• **TASK ITEM**
Repeat the data in full. Every line must match.

━━━ SUPPLIED MATERIAL ━━━

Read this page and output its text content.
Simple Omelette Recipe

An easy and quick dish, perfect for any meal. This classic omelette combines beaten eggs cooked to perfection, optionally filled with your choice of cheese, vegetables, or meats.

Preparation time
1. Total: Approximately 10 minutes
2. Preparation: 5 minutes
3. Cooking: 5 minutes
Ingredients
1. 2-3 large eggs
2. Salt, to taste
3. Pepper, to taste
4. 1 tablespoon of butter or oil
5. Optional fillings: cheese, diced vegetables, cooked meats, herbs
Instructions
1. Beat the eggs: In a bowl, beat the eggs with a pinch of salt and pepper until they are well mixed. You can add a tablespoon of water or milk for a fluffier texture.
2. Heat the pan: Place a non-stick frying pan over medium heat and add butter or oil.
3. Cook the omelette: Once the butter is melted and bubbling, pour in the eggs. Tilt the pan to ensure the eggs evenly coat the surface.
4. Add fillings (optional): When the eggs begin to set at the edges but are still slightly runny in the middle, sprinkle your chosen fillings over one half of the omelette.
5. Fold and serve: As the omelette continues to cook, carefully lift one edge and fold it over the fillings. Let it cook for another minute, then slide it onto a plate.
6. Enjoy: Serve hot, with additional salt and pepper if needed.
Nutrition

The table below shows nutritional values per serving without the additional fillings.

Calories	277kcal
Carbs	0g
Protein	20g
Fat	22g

━━━

• **TASK SOLUTION**
Read this page and output its text content.
Simple Omelette Recipe

An easy and quick dish, perfect for any meal. This classic omelette combines beaten eggs cooked to perfection, optionally filled with your choice of cheese, vegetables, or meats.

Preparation time
1. Total: Approximately 10 minutes
2. Preparation: 5 minutes
3. Cooking: 5 minutes
Ingredients
1. 2-3 large eggs
2. Salt, to taste
3. Pepper, to taste
4. 1 tablespoon of butter or oil
5. Optional fillings: cheese, diced vegetables, cooked meats, herbs
Instructions
1. Beat the eggs: In a bowl, beat the eggs with a pinch of salt and pepper until they are well mixed. You can add a tablespoon of water or milk for a fluffier texture.
2. Heat the pan: Place a non-stick frying pan over medium heat and add butter or oil.
3. Cook the omelette: Once the butter is melted and bubbling, pour in the eggs. Tilt the pan to ensure the eggs evenly coat the surface.
4. Add fillings (optional): When the eggs begin to set at the edges but are still slightly runny in the middle, sprinkle your chosen fillings over one half of the omelette.
5. Fold and serve: As the omelette continues to cook, carefully lift one edge and fold it over the fillings. Let it cook for another minute, then slide it onto a plate.
6. Enjoy: Serve hot, with additional salt and pepper if needed.
Nutrition

The table below shows nutritional values per serving without the additional fillings.

Calories	277kcal
Carbs	0g
Protein	20g
Fat	22g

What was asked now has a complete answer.